GIVEN TASK:
Give back a single number, the count of lines containing the word "vladimirkharlampidi".

# # #

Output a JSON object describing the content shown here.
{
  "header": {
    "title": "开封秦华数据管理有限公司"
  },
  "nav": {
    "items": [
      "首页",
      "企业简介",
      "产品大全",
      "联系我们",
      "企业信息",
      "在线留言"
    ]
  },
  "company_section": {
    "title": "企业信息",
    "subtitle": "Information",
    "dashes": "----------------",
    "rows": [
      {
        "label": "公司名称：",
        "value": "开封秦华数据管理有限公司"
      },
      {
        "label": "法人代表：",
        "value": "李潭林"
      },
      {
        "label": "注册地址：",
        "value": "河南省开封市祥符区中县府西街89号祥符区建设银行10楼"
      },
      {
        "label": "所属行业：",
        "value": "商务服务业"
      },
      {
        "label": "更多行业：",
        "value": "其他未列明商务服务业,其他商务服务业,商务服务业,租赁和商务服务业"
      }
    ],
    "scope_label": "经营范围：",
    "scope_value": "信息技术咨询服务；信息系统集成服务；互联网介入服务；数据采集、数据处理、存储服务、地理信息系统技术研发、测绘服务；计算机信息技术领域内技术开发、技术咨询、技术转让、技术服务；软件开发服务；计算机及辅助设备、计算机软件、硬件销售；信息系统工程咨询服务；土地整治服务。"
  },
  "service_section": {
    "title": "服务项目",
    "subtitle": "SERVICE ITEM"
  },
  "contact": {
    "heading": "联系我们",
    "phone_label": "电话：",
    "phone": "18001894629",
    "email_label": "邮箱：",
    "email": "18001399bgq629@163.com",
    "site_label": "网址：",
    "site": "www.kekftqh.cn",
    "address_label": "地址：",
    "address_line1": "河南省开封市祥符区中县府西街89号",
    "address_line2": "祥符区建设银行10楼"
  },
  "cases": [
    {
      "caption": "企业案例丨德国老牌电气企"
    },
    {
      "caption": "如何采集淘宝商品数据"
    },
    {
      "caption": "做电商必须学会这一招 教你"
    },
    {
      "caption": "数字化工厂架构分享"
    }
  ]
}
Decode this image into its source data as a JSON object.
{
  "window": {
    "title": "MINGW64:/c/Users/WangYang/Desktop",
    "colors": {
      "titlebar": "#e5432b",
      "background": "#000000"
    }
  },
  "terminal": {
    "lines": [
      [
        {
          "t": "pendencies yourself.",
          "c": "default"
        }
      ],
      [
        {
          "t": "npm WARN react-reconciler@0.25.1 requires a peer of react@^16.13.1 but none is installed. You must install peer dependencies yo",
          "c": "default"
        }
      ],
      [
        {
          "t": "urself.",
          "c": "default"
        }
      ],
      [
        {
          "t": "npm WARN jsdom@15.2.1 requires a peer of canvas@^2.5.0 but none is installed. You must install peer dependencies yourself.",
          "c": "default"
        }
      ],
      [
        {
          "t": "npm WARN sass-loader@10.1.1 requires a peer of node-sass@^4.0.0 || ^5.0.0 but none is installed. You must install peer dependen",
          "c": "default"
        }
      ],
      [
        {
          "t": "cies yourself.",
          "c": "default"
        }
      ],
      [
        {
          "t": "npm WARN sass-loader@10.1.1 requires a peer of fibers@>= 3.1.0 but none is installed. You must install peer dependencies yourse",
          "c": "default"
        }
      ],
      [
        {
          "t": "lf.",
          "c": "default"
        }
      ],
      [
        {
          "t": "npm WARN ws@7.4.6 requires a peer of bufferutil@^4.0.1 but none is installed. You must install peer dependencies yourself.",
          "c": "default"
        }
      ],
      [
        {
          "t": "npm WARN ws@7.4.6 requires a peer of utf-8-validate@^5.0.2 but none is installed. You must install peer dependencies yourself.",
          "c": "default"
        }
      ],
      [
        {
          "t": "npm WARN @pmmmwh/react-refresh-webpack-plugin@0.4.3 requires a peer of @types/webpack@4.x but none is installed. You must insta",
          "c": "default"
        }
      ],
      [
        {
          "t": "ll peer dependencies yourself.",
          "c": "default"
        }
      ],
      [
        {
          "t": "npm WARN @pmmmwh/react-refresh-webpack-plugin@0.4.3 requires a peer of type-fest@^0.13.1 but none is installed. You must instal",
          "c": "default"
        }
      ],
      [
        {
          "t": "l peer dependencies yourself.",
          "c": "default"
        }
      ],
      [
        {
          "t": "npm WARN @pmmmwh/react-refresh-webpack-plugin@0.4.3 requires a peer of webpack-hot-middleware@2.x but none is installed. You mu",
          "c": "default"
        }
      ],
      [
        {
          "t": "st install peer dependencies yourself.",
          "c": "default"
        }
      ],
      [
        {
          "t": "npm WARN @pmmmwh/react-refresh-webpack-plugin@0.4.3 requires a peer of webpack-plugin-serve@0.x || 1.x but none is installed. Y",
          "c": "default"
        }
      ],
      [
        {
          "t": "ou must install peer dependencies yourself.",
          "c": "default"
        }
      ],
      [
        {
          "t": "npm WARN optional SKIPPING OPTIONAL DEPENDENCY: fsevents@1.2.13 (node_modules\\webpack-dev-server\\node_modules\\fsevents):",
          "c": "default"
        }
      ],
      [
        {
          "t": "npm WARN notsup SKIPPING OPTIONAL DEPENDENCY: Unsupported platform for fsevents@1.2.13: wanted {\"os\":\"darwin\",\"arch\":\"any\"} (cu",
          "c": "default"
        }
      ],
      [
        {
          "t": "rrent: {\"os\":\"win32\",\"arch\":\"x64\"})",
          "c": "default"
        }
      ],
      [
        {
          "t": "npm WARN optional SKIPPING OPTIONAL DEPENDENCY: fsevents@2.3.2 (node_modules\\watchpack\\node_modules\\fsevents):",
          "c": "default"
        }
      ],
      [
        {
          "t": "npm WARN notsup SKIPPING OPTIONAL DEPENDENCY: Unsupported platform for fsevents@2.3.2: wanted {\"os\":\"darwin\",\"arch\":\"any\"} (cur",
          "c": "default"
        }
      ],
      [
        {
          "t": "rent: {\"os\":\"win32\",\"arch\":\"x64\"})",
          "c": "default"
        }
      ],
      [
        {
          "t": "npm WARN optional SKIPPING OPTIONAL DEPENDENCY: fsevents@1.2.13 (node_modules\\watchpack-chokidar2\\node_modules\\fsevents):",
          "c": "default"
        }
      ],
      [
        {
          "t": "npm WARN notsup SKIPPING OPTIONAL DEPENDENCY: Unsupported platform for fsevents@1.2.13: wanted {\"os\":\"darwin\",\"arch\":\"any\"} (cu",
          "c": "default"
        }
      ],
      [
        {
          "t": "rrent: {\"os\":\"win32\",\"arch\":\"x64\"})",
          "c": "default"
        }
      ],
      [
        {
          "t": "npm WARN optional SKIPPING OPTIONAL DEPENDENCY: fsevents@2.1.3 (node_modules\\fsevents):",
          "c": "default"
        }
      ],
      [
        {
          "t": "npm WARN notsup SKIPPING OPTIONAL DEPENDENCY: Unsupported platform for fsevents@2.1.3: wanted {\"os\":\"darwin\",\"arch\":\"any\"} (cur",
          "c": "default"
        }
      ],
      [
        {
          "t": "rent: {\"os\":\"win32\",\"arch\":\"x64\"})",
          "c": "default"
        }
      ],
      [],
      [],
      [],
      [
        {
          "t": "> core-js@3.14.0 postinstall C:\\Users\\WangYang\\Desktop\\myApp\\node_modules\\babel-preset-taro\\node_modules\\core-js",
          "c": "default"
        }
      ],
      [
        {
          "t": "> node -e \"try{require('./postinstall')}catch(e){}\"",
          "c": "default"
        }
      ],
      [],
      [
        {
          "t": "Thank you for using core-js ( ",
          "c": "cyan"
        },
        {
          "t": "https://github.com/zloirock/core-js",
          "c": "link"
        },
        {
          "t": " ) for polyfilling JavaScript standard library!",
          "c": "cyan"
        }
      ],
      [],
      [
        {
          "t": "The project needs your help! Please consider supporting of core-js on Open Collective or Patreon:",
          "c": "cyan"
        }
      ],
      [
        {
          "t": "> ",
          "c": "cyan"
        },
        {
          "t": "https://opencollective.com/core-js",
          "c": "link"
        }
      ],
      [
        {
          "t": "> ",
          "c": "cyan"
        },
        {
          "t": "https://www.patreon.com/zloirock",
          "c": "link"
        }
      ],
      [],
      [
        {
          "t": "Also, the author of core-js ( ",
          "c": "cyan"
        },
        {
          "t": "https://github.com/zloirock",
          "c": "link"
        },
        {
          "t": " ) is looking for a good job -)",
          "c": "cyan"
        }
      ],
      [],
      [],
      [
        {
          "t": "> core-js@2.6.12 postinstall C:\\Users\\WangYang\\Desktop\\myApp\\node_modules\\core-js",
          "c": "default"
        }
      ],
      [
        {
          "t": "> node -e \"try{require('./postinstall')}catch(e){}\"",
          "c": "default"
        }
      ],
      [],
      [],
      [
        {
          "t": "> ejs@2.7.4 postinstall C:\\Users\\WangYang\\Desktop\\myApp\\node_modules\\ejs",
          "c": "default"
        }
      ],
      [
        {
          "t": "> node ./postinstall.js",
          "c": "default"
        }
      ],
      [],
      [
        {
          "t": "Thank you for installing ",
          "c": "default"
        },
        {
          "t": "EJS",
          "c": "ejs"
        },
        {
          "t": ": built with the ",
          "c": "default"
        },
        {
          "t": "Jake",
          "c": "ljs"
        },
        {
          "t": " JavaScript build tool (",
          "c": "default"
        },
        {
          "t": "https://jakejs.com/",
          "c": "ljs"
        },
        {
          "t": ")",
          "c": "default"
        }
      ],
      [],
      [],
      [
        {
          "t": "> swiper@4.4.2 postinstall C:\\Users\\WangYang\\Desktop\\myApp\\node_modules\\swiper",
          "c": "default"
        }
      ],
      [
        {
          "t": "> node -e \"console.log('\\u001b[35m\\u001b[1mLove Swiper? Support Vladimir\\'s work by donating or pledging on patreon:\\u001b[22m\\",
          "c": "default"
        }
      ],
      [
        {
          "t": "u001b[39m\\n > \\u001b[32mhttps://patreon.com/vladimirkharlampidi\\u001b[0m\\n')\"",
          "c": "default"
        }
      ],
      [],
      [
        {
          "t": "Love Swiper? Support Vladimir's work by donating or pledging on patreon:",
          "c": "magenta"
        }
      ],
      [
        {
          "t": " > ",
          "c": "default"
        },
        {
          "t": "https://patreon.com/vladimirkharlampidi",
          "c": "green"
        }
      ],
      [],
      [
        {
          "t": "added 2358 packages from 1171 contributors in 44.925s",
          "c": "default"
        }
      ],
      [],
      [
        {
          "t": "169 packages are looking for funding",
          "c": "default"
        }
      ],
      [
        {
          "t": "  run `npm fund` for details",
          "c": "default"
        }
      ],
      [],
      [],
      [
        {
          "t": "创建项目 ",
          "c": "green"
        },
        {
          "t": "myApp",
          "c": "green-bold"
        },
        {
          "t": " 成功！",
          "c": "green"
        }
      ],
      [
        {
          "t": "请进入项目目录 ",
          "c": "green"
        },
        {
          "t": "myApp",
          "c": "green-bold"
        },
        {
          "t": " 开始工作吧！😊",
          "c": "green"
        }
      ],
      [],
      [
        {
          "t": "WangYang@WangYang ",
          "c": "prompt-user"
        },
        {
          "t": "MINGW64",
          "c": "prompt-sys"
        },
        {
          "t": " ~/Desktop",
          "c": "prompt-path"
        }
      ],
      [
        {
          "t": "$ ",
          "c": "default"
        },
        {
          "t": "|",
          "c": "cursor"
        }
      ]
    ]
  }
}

# # #

EXERCISE RESULT:
2